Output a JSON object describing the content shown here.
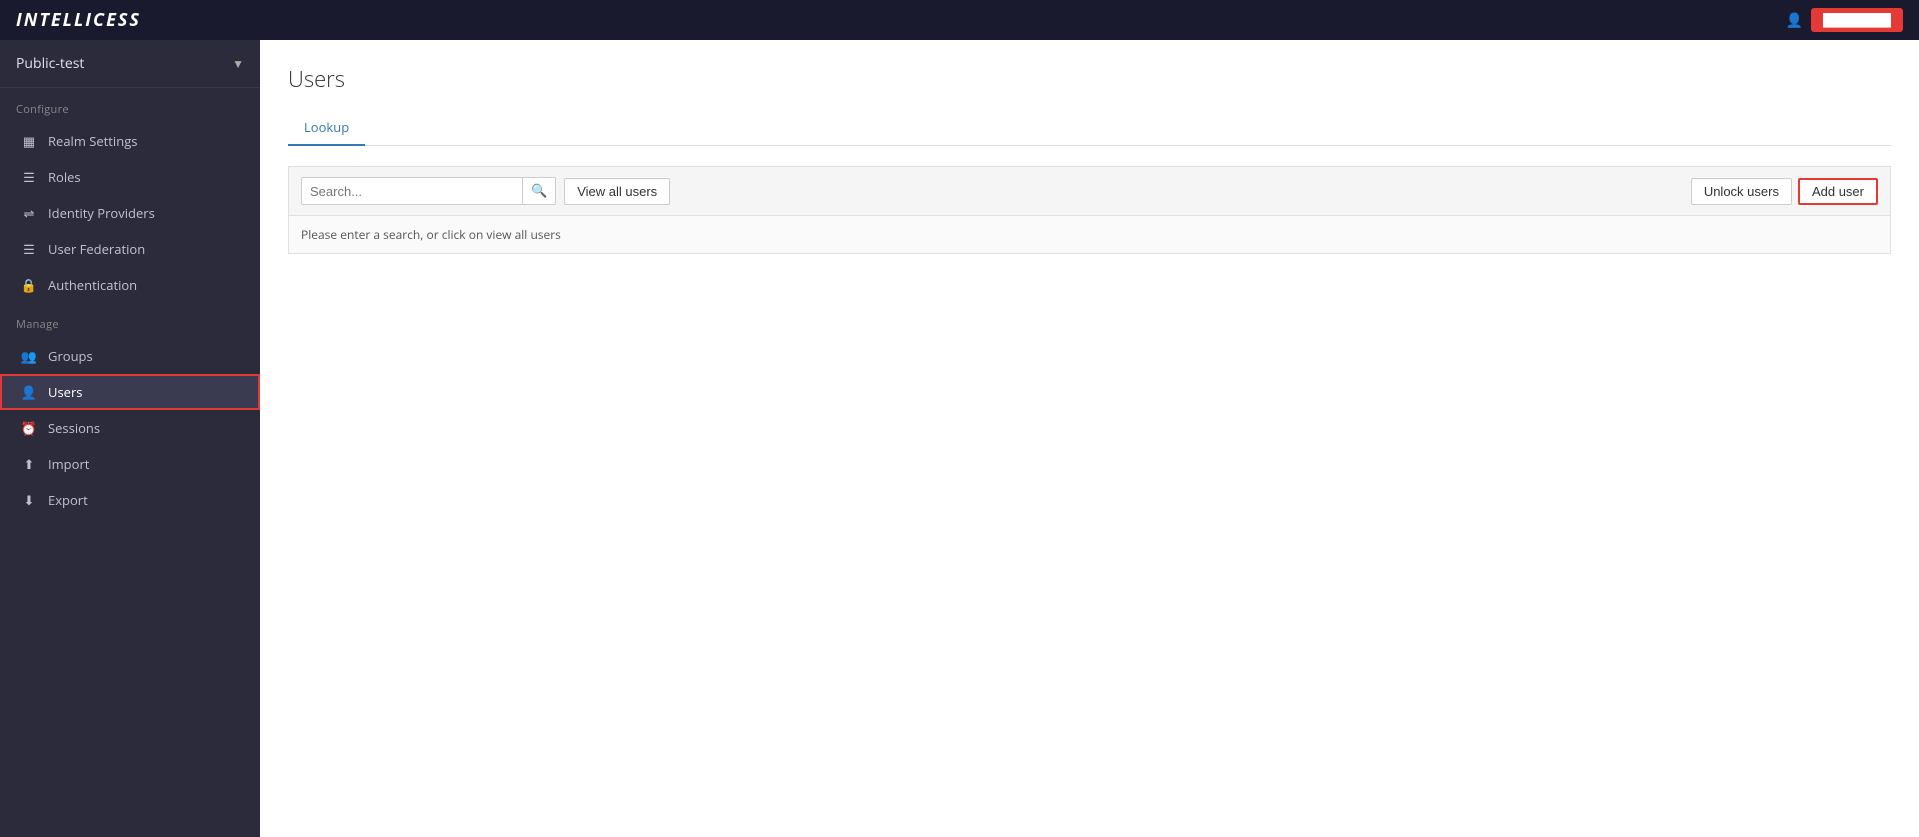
{
  "navbar": {
    "brand": "INTELLICESS",
    "user_btn_label": "████████"
  },
  "sidebar": {
    "realm": "Public-test",
    "configure_label": "Configure",
    "manage_label": "Manage",
    "configure_items": [
      {
        "id": "realm-settings",
        "label": "Realm Settings",
        "icon": "⊞"
      },
      {
        "id": "roles",
        "label": "Roles",
        "icon": "☰"
      },
      {
        "id": "identity-providers",
        "label": "Identity Providers",
        "icon": "⇆"
      },
      {
        "id": "user-federation",
        "label": "User Federation",
        "icon": "☰"
      },
      {
        "id": "authentication",
        "label": "Authentication",
        "icon": "🔒"
      }
    ],
    "manage_items": [
      {
        "id": "groups",
        "label": "Groups",
        "icon": "👥"
      },
      {
        "id": "users",
        "label": "Users",
        "icon": "👤",
        "active": true
      },
      {
        "id": "sessions",
        "label": "Sessions",
        "icon": "⏱"
      },
      {
        "id": "import",
        "label": "Import",
        "icon": "⬆"
      },
      {
        "id": "export",
        "label": "Export",
        "icon": "⬇"
      }
    ]
  },
  "main": {
    "page_title": "Users",
    "tabs": [
      {
        "id": "lookup",
        "label": "Lookup",
        "active": true
      }
    ],
    "search": {
      "placeholder": "Search...",
      "view_all_label": "View all users"
    },
    "buttons": {
      "unlock_users": "Unlock users",
      "add_user": "Add user"
    },
    "hint_text": "Please enter a search, or click on view all users"
  }
}
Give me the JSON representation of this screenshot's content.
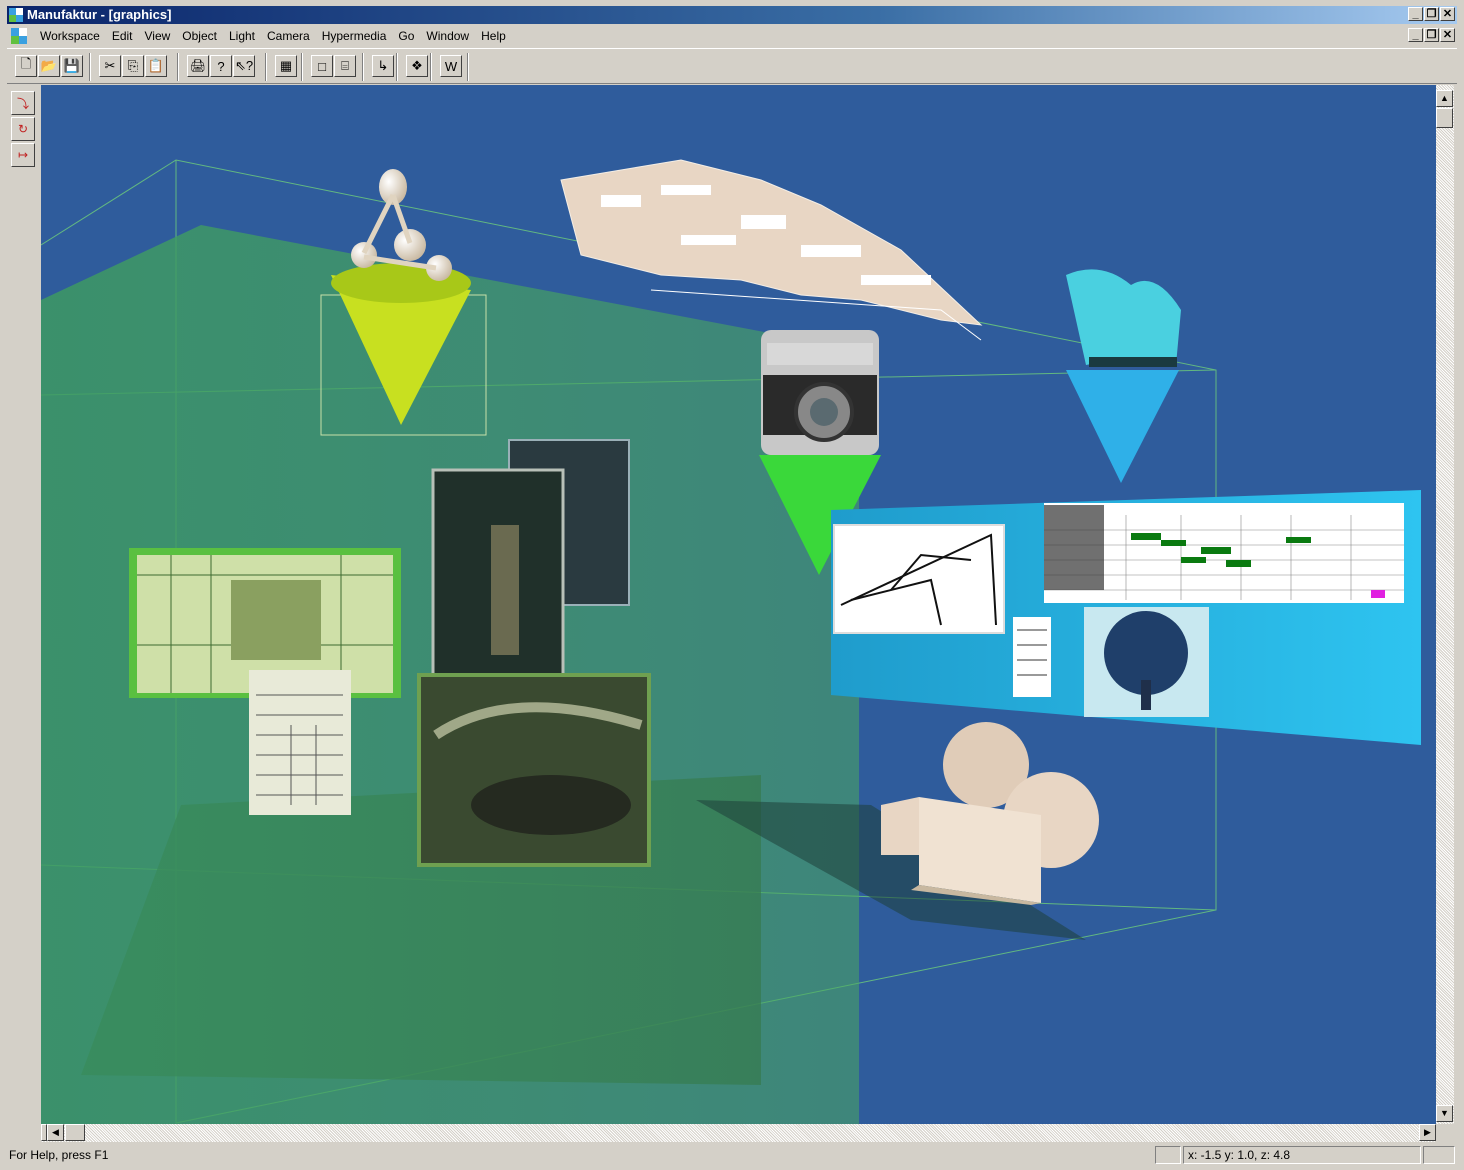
{
  "window": {
    "title": "Manufaktur - [graphics]",
    "controls": {
      "minimize": "_",
      "restore": "❐",
      "close": "✕"
    }
  },
  "menu": {
    "items": [
      "Workspace",
      "Edit",
      "View",
      "Object",
      "Light",
      "Camera",
      "Hypermedia",
      "Go",
      "Window",
      "Help"
    ]
  },
  "toolbar": {
    "buttons": [
      {
        "name": "new-file-icon",
        "glyph": "🗋"
      },
      {
        "name": "open-folder-icon",
        "glyph": "📂"
      },
      {
        "name": "save-icon",
        "glyph": "💾"
      },
      {
        "name": "cut-icon",
        "glyph": "✂"
      },
      {
        "name": "copy-icon",
        "glyph": "⎘"
      },
      {
        "name": "paste-icon",
        "glyph": "📋"
      },
      {
        "name": "print-icon",
        "glyph": "🖨"
      },
      {
        "name": "help-icon",
        "glyph": "?"
      },
      {
        "name": "context-help-icon",
        "glyph": "⇖?"
      },
      {
        "name": "grid-icon",
        "glyph": "▦"
      },
      {
        "name": "cube-icon",
        "glyph": "□"
      },
      {
        "name": "cylinder-icon",
        "glyph": "⌸"
      },
      {
        "name": "import-icon",
        "glyph": "↳"
      },
      {
        "name": "object-icon",
        "glyph": "❖"
      },
      {
        "name": "web-icon",
        "glyph": "W"
      }
    ]
  },
  "left_toolbar": {
    "buttons": [
      {
        "name": "rotate-icon",
        "glyph": "⤵"
      },
      {
        "name": "navigate-icon",
        "glyph": "↻"
      },
      {
        "name": "move-icon",
        "glyph": "↦"
      }
    ]
  },
  "scrollbars": {
    "up": "▲",
    "down": "▼",
    "left": "◀",
    "right": "▶"
  },
  "status": {
    "help_text": "For Help, press F1",
    "coordinates": "x: -1.5 y: 1.0, z: 4.8"
  },
  "colors": {
    "viewport_bg": "#2f5c9c",
    "green_room": "#4aa860",
    "yellow_cone": "#c8e020",
    "green_cone": "#3ad83a",
    "blue_cone": "#2fb0e8",
    "panel_cyan": "#2ab6e6",
    "model_beige": "#e8d6c4"
  }
}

════════

**To be done**
Reproduce each record from above exactly; pictures do not belong in the copy.

**Response to this task**
Output a JSON object describing the content shown here.
{
  "navbar": {
    "brand": "INTELLICESS",
    "user_btn_label": "████████"
  },
  "sidebar": {
    "realm": "Public-test",
    "configure_label": "Configure",
    "manage_label": "Manage",
    "configure_items": [
      {
        "id": "realm-settings",
        "label": "Realm Settings",
        "icon": "⊞"
      },
      {
        "id": "roles",
        "label": "Roles",
        "icon": "☰"
      },
      {
        "id": "identity-providers",
        "label": "Identity Providers",
        "icon": "⇆"
      },
      {
        "id": "user-federation",
        "label": "User Federation",
        "icon": "☰"
      },
      {
        "id": "authentication",
        "label": "Authentication",
        "icon": "🔒"
      }
    ],
    "manage_items": [
      {
        "id": "groups",
        "label": "Groups",
        "icon": "👥"
      },
      {
        "id": "users",
        "label": "Users",
        "icon": "👤",
        "active": true
      },
      {
        "id": "sessions",
        "label": "Sessions",
        "icon": "⏱"
      },
      {
        "id": "import",
        "label": "Import",
        "icon": "⬆"
      },
      {
        "id": "export",
        "label": "Export",
        "icon": "⬇"
      }
    ]
  },
  "main": {
    "page_title": "Users",
    "tabs": [
      {
        "id": "lookup",
        "label": "Lookup",
        "active": true
      }
    ],
    "search": {
      "placeholder": "Search...",
      "view_all_label": "View all users"
    },
    "buttons": {
      "unlock_users": "Unlock users",
      "add_user": "Add user"
    },
    "hint_text": "Please enter a search, or click on view all users"
  }
}
Give me the JSON representation of this screenshot's content.
{
  "window": {
    "title": "Manufaktur - [graphics]",
    "controls": {
      "minimize": "_",
      "restore": "❐",
      "close": "✕"
    }
  },
  "menu": {
    "items": [
      "Workspace",
      "Edit",
      "View",
      "Object",
      "Light",
      "Camera",
      "Hypermedia",
      "Go",
      "Window",
      "Help"
    ]
  },
  "toolbar": {
    "buttons": [
      {
        "name": "new-file-icon",
        "glyph": "🗋"
      },
      {
        "name": "open-folder-icon",
        "glyph": "📂"
      },
      {
        "name": "save-icon",
        "glyph": "💾"
      },
      {
        "name": "cut-icon",
        "glyph": "✂"
      },
      {
        "name": "copy-icon",
        "glyph": "⎘"
      },
      {
        "name": "paste-icon",
        "glyph": "📋"
      },
      {
        "name": "print-icon",
        "glyph": "🖨"
      },
      {
        "name": "help-icon",
        "glyph": "?"
      },
      {
        "name": "context-help-icon",
        "glyph": "⇖?"
      },
      {
        "name": "grid-icon",
        "glyph": "▦"
      },
      {
        "name": "cube-icon",
        "glyph": "□"
      },
      {
        "name": "cylinder-icon",
        "glyph": "⌸"
      },
      {
        "name": "import-icon",
        "glyph": "↳"
      },
      {
        "name": "object-icon",
        "glyph": "❖"
      },
      {
        "name": "web-icon",
        "glyph": "W"
      }
    ]
  },
  "left_toolbar": {
    "buttons": [
      {
        "name": "rotate-icon",
        "glyph": "⤵"
      },
      {
        "name": "navigate-icon",
        "glyph": "↻"
      },
      {
        "name": "move-icon",
        "glyph": "↦"
      }
    ]
  },
  "scrollbars": {
    "up": "▲",
    "down": "▼",
    "left": "◀",
    "right": "▶"
  },
  "status": {
    "help_text": "For Help, press F1",
    "coordinates": "x: -1.5 y: 1.0, z: 4.8"
  },
  "colors": {
    "viewport_bg": "#2f5c9c",
    "green_room": "#4aa860",
    "yellow_cone": "#c8e020",
    "green_cone": "#3ad83a",
    "blue_cone": "#2fb0e8",
    "panel_cyan": "#2ab6e6",
    "model_beige": "#e8d6c4"
  }
}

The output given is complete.